* Start Given records *

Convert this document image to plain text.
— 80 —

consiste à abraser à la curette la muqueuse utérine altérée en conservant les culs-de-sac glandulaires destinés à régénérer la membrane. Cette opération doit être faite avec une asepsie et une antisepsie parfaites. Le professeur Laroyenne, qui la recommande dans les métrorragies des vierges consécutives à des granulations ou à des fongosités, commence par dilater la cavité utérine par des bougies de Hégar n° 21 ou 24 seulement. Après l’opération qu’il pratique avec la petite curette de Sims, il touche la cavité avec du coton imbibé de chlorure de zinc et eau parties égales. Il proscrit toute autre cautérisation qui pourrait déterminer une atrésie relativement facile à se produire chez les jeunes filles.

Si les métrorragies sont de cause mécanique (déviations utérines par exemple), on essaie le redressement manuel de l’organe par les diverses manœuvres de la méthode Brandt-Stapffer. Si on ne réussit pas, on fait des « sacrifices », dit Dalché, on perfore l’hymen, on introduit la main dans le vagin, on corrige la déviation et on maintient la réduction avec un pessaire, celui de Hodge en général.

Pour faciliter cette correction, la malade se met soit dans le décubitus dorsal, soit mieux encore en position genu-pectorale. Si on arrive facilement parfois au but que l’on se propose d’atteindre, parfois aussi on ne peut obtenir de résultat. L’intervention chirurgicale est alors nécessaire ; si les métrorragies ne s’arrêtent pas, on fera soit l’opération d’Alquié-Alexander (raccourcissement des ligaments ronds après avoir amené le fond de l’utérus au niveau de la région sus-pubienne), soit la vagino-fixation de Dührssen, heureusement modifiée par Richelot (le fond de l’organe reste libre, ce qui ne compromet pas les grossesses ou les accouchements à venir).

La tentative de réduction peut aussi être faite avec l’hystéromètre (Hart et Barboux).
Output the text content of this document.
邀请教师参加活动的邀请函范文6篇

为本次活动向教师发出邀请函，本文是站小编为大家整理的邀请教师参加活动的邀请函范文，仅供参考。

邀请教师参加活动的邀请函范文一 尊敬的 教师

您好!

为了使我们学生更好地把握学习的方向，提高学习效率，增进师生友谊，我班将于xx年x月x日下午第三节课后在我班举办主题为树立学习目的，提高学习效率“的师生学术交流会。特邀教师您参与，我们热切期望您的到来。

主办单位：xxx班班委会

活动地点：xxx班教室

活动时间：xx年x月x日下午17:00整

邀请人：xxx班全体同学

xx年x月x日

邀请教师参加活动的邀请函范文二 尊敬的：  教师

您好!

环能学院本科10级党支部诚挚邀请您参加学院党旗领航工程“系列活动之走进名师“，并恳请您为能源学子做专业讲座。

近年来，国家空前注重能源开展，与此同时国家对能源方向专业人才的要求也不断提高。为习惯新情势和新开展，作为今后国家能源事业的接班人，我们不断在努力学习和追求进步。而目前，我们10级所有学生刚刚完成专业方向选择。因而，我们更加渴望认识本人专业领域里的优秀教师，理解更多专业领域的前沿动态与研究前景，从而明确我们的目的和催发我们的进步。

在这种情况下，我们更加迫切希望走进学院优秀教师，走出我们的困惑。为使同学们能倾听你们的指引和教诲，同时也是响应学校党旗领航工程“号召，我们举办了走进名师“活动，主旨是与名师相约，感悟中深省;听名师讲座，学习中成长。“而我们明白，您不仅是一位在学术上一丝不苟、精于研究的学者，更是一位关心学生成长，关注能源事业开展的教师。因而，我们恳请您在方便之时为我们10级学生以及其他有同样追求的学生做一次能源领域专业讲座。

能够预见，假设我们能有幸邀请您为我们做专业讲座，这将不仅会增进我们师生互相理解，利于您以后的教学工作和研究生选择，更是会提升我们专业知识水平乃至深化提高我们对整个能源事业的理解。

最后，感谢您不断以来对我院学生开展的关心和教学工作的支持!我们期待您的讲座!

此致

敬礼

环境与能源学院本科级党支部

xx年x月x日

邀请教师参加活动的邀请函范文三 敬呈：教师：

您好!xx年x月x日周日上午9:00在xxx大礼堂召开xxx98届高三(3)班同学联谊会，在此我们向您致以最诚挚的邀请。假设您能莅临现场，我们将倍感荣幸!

* End Given records *

→ **Task directions**: Make a list of all lines in the data that contain "faite".

→ **Written solution**:
consiste à abraser à la curette la muqueuse utérine altérée en conservant les culs-de-sac glandulaires destinés à régénérer la membrane. Cette opération doit être faite avec une asepsie et une antisepsie parfaites. Le professeur Laroyenne, qui la recommande dans les métrorragies des vierges consécutives à des granulations ou à des fongosités, commence par dilater la cavité utérine par des bougies de Hégar n° 21 ou 24 seulement. Après l’opération qu’il pratique avec la petite curette de Sims, il touche la cavité avec du coton imbibé de chlorure de zinc et eau parties égales. Il proscrit toute autre cautérisation qui pourrait déterminer une atrésie relativement facile à se produire chez les jeunes filles.
La tentative de réduction peut aussi être faite avec l’hystéromètre (Hart et Barboux).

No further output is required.